-- RECORDS FOR PROCESSING start --

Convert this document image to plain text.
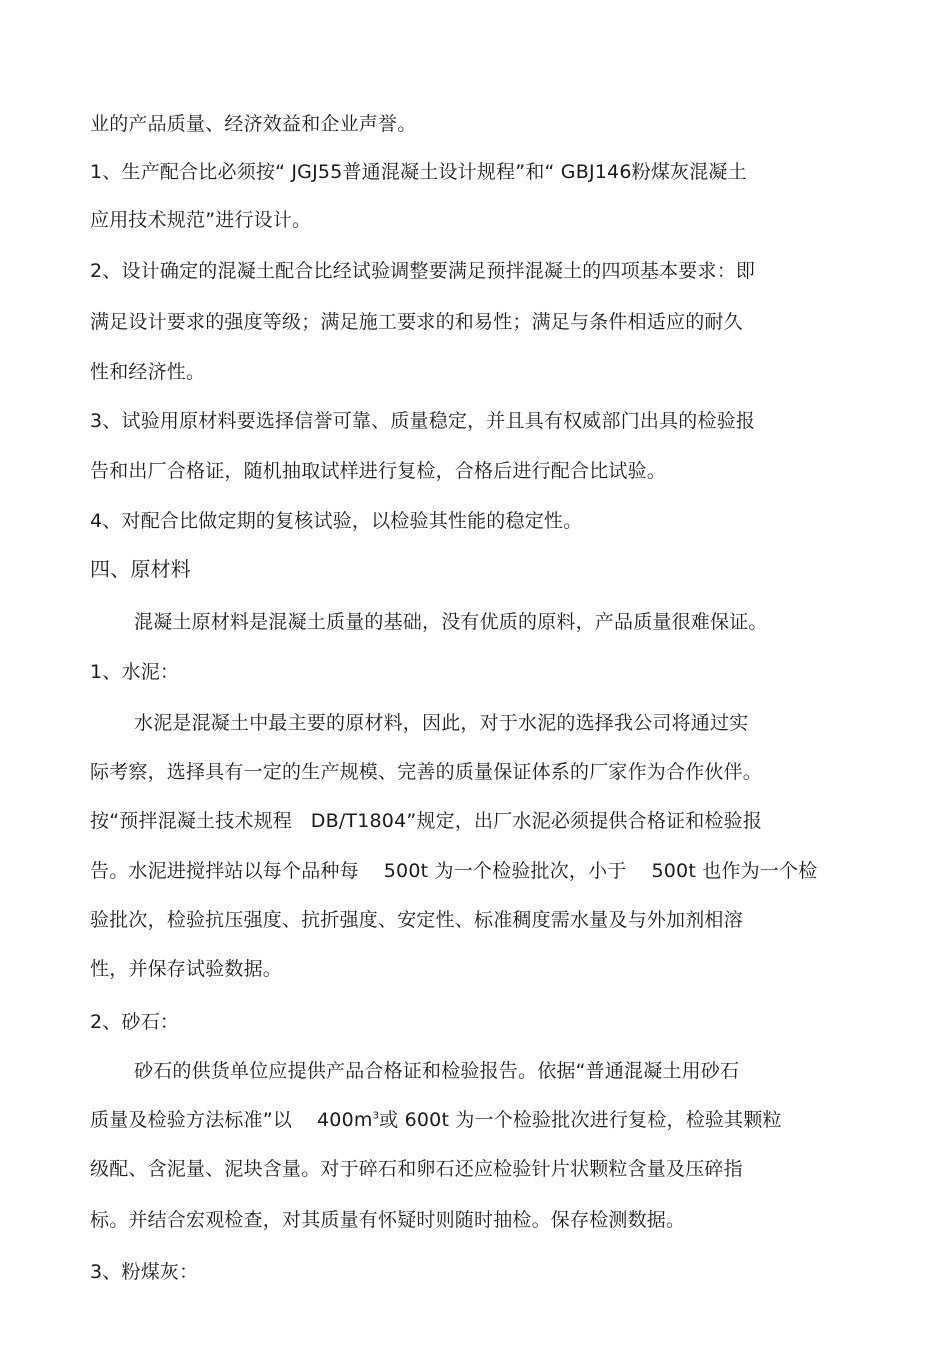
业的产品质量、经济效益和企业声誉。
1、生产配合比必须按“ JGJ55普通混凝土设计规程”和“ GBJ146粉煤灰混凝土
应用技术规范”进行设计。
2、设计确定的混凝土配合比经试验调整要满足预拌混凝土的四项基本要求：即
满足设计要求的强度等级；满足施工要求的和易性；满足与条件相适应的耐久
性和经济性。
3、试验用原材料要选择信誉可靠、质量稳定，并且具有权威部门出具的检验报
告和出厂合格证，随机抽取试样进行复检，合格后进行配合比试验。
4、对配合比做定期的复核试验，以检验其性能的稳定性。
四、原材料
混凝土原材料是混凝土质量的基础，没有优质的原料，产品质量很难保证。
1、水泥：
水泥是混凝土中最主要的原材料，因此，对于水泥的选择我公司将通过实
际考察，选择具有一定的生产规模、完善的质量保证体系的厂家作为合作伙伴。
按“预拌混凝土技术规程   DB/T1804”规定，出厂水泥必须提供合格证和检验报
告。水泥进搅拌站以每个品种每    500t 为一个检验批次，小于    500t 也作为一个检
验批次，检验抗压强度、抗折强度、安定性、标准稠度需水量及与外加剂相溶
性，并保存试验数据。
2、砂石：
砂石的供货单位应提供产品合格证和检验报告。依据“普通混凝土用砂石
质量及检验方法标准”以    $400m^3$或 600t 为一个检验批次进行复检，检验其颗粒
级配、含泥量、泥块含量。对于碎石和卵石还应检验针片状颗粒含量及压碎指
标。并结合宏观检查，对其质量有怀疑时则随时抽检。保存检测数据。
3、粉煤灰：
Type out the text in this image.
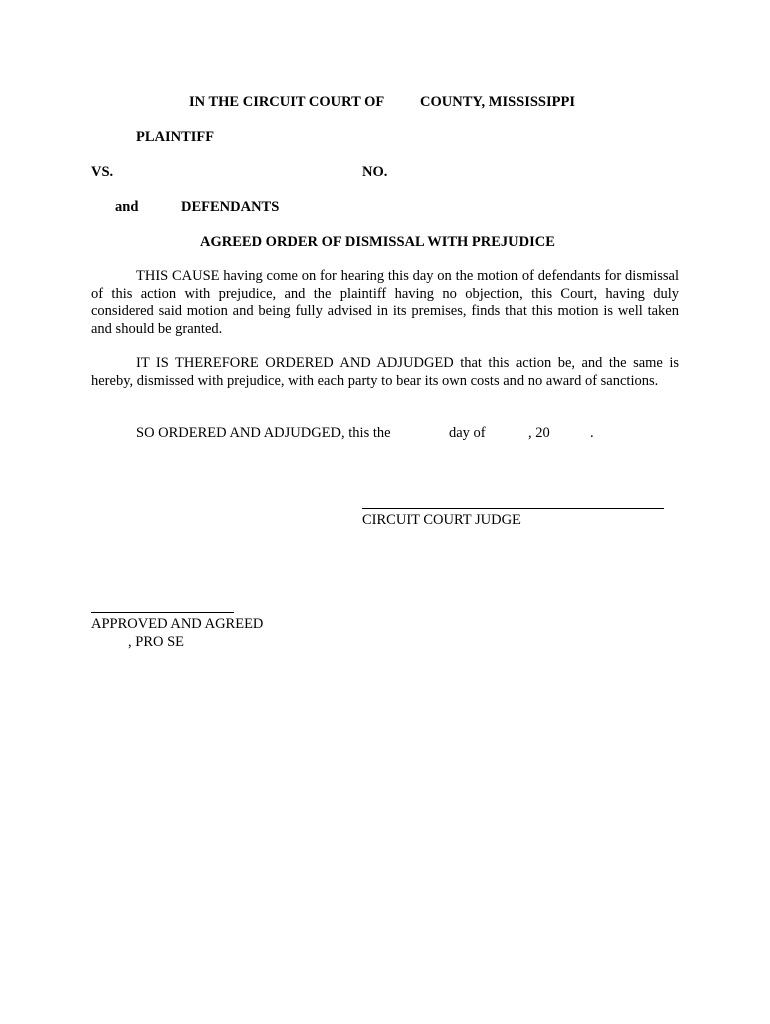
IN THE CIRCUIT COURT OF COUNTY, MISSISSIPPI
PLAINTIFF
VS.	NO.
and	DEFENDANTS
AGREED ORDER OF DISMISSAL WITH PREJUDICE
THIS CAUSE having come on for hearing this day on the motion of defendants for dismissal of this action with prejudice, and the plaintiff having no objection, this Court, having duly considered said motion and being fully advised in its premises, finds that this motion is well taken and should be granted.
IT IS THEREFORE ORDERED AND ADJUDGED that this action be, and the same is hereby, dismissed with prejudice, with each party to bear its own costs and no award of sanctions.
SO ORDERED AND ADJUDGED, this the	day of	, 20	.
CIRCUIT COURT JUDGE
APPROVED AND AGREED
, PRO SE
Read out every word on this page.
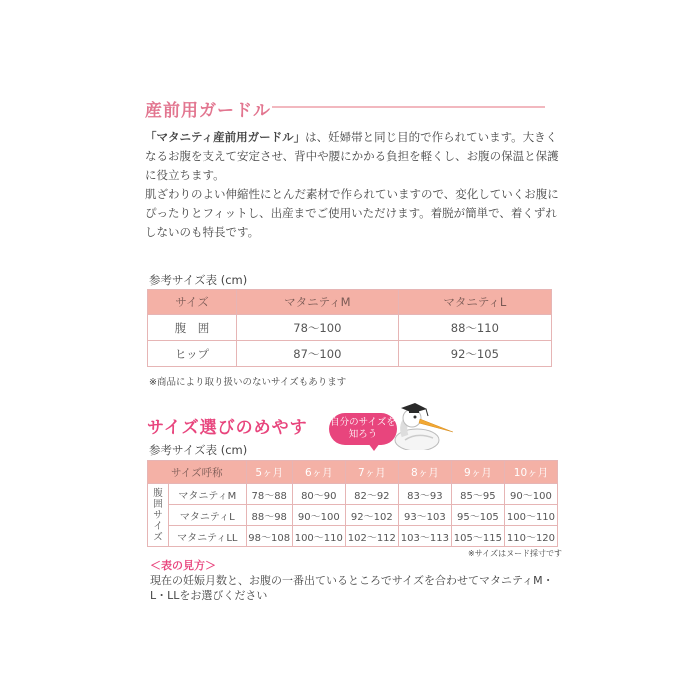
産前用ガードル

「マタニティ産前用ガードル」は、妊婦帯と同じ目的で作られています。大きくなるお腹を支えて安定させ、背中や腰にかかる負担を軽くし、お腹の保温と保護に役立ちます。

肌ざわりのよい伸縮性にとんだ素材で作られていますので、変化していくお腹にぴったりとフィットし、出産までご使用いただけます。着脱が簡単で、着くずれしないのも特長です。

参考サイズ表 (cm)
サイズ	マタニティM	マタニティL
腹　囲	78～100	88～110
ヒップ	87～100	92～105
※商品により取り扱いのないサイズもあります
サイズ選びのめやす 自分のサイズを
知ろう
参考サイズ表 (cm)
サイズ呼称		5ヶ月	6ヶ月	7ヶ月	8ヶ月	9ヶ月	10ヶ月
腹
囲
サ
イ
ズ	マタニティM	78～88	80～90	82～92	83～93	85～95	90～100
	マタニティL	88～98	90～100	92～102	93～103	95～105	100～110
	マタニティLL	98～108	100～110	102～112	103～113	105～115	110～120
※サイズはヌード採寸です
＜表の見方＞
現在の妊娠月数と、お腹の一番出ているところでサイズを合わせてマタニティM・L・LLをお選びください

-- RECORDS FOR PROCESSING end --
-- RECORDS FOR PROCESSING start --

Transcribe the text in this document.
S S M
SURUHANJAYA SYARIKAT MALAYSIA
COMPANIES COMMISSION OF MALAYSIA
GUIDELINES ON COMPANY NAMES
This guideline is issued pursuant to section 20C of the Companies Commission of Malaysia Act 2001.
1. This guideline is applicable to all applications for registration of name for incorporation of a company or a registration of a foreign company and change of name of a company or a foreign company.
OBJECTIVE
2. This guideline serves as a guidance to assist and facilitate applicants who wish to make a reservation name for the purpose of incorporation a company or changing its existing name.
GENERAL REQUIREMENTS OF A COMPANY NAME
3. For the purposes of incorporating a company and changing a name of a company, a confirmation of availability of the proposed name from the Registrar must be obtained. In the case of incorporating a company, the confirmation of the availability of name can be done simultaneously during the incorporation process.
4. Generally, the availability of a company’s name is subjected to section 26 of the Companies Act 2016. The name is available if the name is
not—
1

-- RECORDS FOR PROCESSING end --

▶ **INSTRUCTION**:
Every line containing the string "that" must be listed.

▶ **RIGHT ANSWER**:
THIS CAUSE having come on for hearing this day on the motion of defendants for dismissal of this action with prejudice, and the plaintiff having no objection, this Court, having duly considered said motion and being fully advised in its premises, finds that this motion is well taken and should be granted.
IT IS THEREFORE ORDERED AND ADJUDGED that this action be, and the same is hereby, dismissed with prejudice, with each party to bear its own costs and no award of sanctions.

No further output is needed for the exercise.